■ **WHAT NEEDS TO BE DONE**
Transcribe all of the data exactly. Omit the pictures.

■ **DATA PROVIDED**
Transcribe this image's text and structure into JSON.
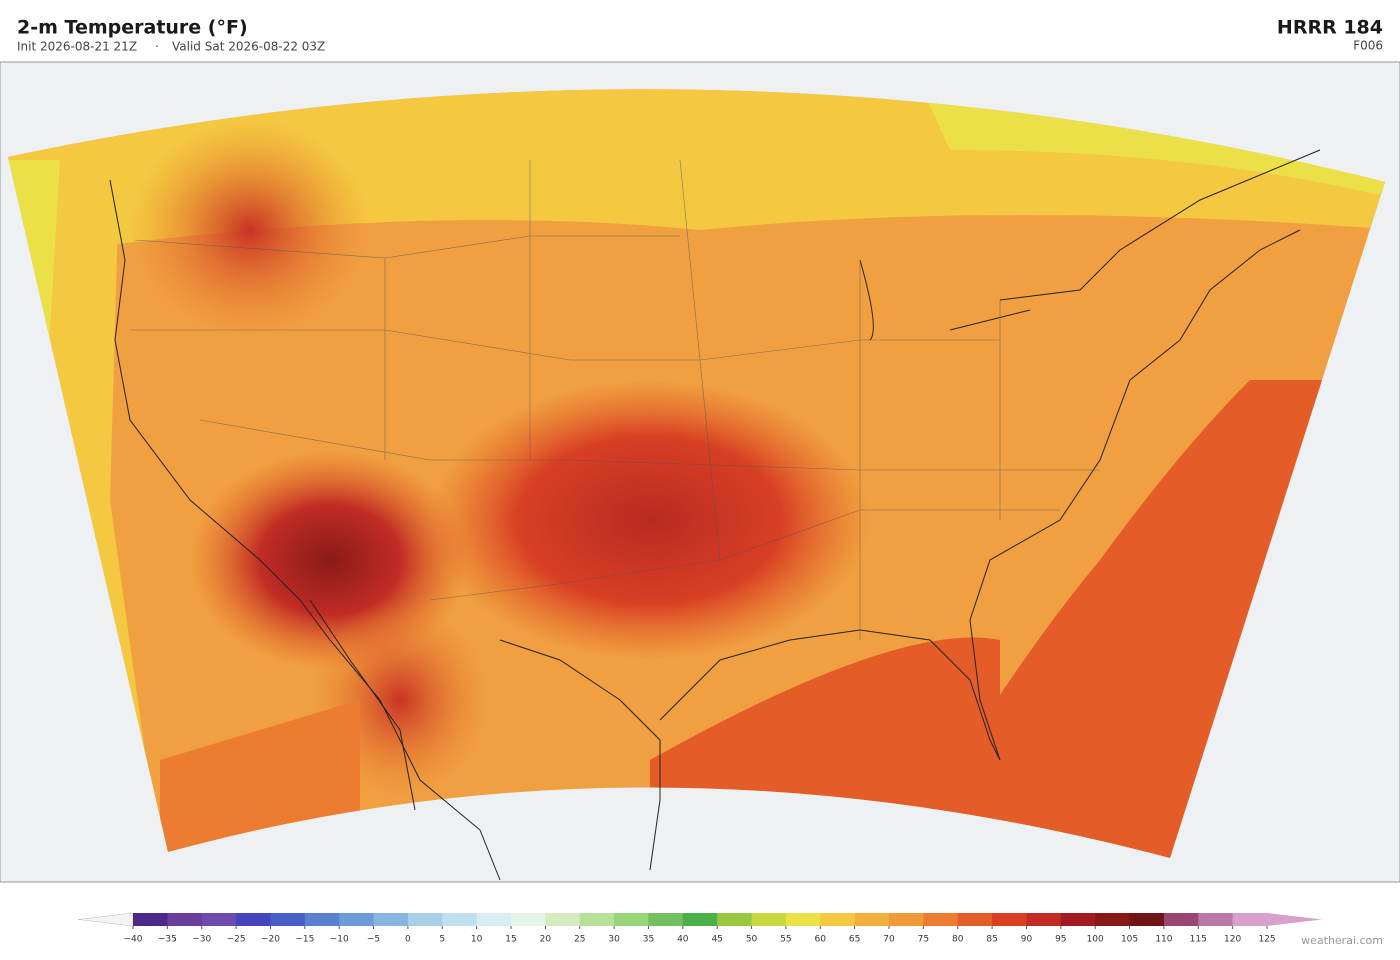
{
  "header": {
    "title": "2-m Temperature  (°F)",
    "init": "Init 2026-08-21 21Z",
    "separator": "·",
    "valid": "Valid Sat 2026-08-22 03Z",
    "model": "HRRR  184",
    "forecast_hour": "F006"
  },
  "colorbar": {
    "ticks": [
      {
        "value": -40,
        "label": "−40"
      },
      {
        "value": -35,
        "label": "−35"
      },
      {
        "value": -30,
        "label": "−30"
      },
      {
        "value": -25,
        "label": "−25"
      },
      {
        "value": -20,
        "label": "−20"
      },
      {
        "value": -15,
        "label": "−15"
      },
      {
        "value": -10,
        "label": "−10"
      },
      {
        "value": -5,
        "label": "−5"
      },
      0,
      5,
      10,
      15,
      20,
      25,
      30,
      35,
      40,
      45,
      50,
      55,
      60,
      65,
      70,
      75,
      80,
      85,
      90,
      95,
      100,
      105,
      110,
      115,
      120,
      125
    ],
    "colors": [
      "#4b2a8c",
      "#6a3d9a",
      "#6f4bb0",
      "#4645c0",
      "#4a5fc8",
      "#5a80d0",
      "#6f9ad8",
      "#88b4e0",
      "#a8d0e8",
      "#c0e0ee",
      "#d8eef2",
      "#e6f5e8",
      "#d6ecc0",
      "#b8e098",
      "#98d478",
      "#72c060",
      "#4cb048",
      "#98c840",
      "#c8d840",
      "#ece048",
      "#f4c840",
      "#f2b040",
      "#f09a38",
      "#ec7c30",
      "#e45c28",
      "#d84024",
      "#c02c24",
      "#a01c20",
      "#881818",
      "#701418",
      "#984870",
      "#b878a8",
      "#d8a0cc"
    ],
    "under_color": "#f4f4f4",
    "over_color": "#d8a0cc"
  },
  "footer": {
    "credit": "weatherai.com"
  }
}
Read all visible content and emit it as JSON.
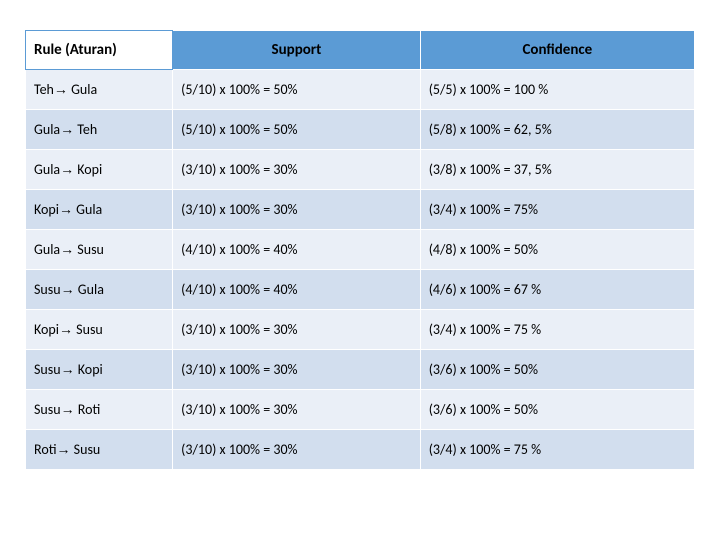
{
  "table": {
    "columns": [
      {
        "key": "rule",
        "label": "Rule (Aturan)",
        "align": "left",
        "header_bg": "#ffffff"
      },
      {
        "key": "support",
        "label": "Support",
        "align": "center",
        "header_bg": "#5b9bd5"
      },
      {
        "key": "confidence",
        "label": "Confidence",
        "align": "center",
        "header_bg": "#5b9bd5"
      }
    ],
    "rows": [
      {
        "rule_from": "Teh",
        "rule_to": "Gula",
        "support": "(5/10) x 100% = 50%",
        "confidence": "(5/5) x 100% = 100 %"
      },
      {
        "rule_from": "Gula",
        "rule_to": "Teh",
        "support": "(5/10) x 100% = 50%",
        "confidence": "(5/8) x 100% = 62, 5%"
      },
      {
        "rule_from": "Gula",
        "rule_to": "Kopi",
        "support": "(3/10) x 100% = 30%",
        "confidence": "(3/8) x 100% =  37, 5%"
      },
      {
        "rule_from": "Kopi",
        "rule_to": "Gula",
        "support": "(3/10) x 100% = 30%",
        "confidence": "(3/4) x 100% =  75%"
      },
      {
        "rule_from": "Gula",
        "rule_to": "Susu",
        "support": "(4/10) x 100% = 40%",
        "confidence": "(4/8) x 100% =  50%"
      },
      {
        "rule_from": "Susu",
        "rule_to": "Gula",
        "support": "(4/10) x 100% = 40%",
        "confidence": "(4/6) x 100% =  67 %"
      },
      {
        "rule_from": "Kopi",
        "rule_to": "Susu",
        "support": "(3/10) x 100% = 30%",
        "confidence": "(3/4) x 100% = 75 %"
      },
      {
        "rule_from": "Susu",
        "rule_to": "Kopi",
        "support": "(3/10) x 100% = 30%",
        "confidence": "(3/6) x 100% =  50%"
      },
      {
        "rule_from": "Susu",
        "rule_to": "Roti",
        "support": "(3/10) x 100% = 30%",
        "confidence": "(3/6) x 100% =  50%"
      },
      {
        "rule_from": "Roti",
        "rule_to": "Susu",
        "support": "(3/10) x 100% = 30%",
        "confidence": "(3/4) x 100% =  75 %"
      }
    ],
    "arrow_glyph": "→",
    "styling": {
      "header_bg": "#5b9bd5",
      "rule_header_bg": "#ffffff",
      "odd_row_bg": "#eaeff7",
      "even_row_bg": "#d2deee",
      "border_color": "#ffffff",
      "font_family": "Calibri",
      "header_fontsize": 15,
      "cell_fontsize": 14,
      "text_color": "#000000"
    }
  }
}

■ **RESPONSE FOR THIS EXERCISE**
Transcribe this image's text and structure into JSON.
{
  "header": {
    "title": "2-m Temperature  (°F)",
    "init": "Init 2026-08-21 21Z",
    "separator": "·",
    "valid": "Valid Sat 2026-08-22 03Z",
    "model": "HRRR  184",
    "forecast_hour": "F006"
  },
  "colorbar": {
    "ticks": [
      {
        "value": -40,
        "label": "−40"
      },
      {
        "value": -35,
        "label": "−35"
      },
      {
        "value": -30,
        "label": "−30"
      },
      {
        "value": -25,
        "label": "−25"
      },
      {
        "value": -20,
        "label": "−20"
      },
      {
        "value": -15,
        "label": "−15"
      },
      {
        "value": -10,
        "label": "−10"
      },
      {
        "value": -5,
        "label": "−5"
      },
      0,
      5,
      10,
      15,
      20,
      25,
      30,
      35,
      40,
      45,
      50,
      55,
      60,
      65,
      70,
      75,
      80,
      85,
      90,
      95,
      100,
      105,
      110,
      115,
      120,
      125
    ],
    "colors": [
      "#4b2a8c",
      "#6a3d9a",
      "#6f4bb0",
      "#4645c0",
      "#4a5fc8",
      "#5a80d0",
      "#6f9ad8",
      "#88b4e0",
      "#a8d0e8",
      "#c0e0ee",
      "#d8eef2",
      "#e6f5e8",
      "#d6ecc0",
      "#b8e098",
      "#98d478",
      "#72c060",
      "#4cb048",
      "#98c840",
      "#c8d840",
      "#ece048",
      "#f4c840",
      "#f2b040",
      "#f09a38",
      "#ec7c30",
      "#e45c28",
      "#d84024",
      "#c02c24",
      "#a01c20",
      "#881818",
      "#701418",
      "#984870",
      "#b878a8",
      "#d8a0cc"
    ],
    "under_color": "#f4f4f4",
    "over_color": "#d8a0cc"
  },
  "footer": {
    "credit": "weatherai.com"
  }
}
Read all visible content and emit it as JSON.
{
  "table": {
    "columns": [
      {
        "key": "rule",
        "label": "Rule (Aturan)",
        "align": "left",
        "header_bg": "#ffffff"
      },
      {
        "key": "support",
        "label": "Support",
        "align": "center",
        "header_bg": "#5b9bd5"
      },
      {
        "key": "confidence",
        "label": "Confidence",
        "align": "center",
        "header_bg": "#5b9bd5"
      }
    ],
    "rows": [
      {
        "rule_from": "Teh",
        "rule_to": "Gula",
        "support": "(5/10) x 100% = 50%",
        "confidence": "(5/5) x 100% = 100 %"
      },
      {
        "rule_from": "Gula",
        "rule_to": "Teh",
        "support": "(5/10) x 100% = 50%",
        "confidence": "(5/8) x 100% = 62, 5%"
      },
      {
        "rule_from": "Gula",
        "rule_to": "Kopi",
        "support": "(3/10) x 100% = 30%",
        "confidence": "(3/8) x 100% =  37, 5%"
      },
      {
        "rule_from": "Kopi",
        "rule_to": "Gula",
        "support": "(3/10) x 100% = 30%",
        "confidence": "(3/4) x 100% =  75%"
      },
      {
        "rule_from": "Gula",
        "rule_to": "Susu",
        "support": "(4/10) x 100% = 40%",
        "confidence": "(4/8) x 100% =  50%"
      },
      {
        "rule_from": "Susu",
        "rule_to": "Gula",
        "support": "(4/10) x 100% = 40%",
        "confidence": "(4/6) x 100% =  67 %"
      },
      {
        "rule_from": "Kopi",
        "rule_to": "Susu",
        "support": "(3/10) x 100% = 30%",
        "confidence": "(3/4) x 100% = 75 %"
      },
      {
        "rule_from": "Susu",
        "rule_to": "Kopi",
        "support": "(3/10) x 100% = 30%",
        "confidence": "(3/6) x 100% =  50%"
      },
      {
        "rule_from": "Susu",
        "rule_to": "Roti",
        "support": "(3/10) x 100% = 30%",
        "confidence": "(3/6) x 100% =  50%"
      },
      {
        "rule_from": "Roti",
        "rule_to": "Susu",
        "support": "(3/10) x 100% = 30%",
        "confidence": "(3/4) x 100% =  75 %"
      }
    ],
    "arrow_glyph": "→",
    "styling": {
      "header_bg": "#5b9bd5",
      "rule_header_bg": "#ffffff",
      "odd_row_bg": "#eaeff7",
      "even_row_bg": "#d2deee",
      "border_color": "#ffffff",
      "font_family": "Calibri",
      "header_fontsize": 15,
      "cell_fontsize": 14,
      "text_color": "#000000"
    }
  }
}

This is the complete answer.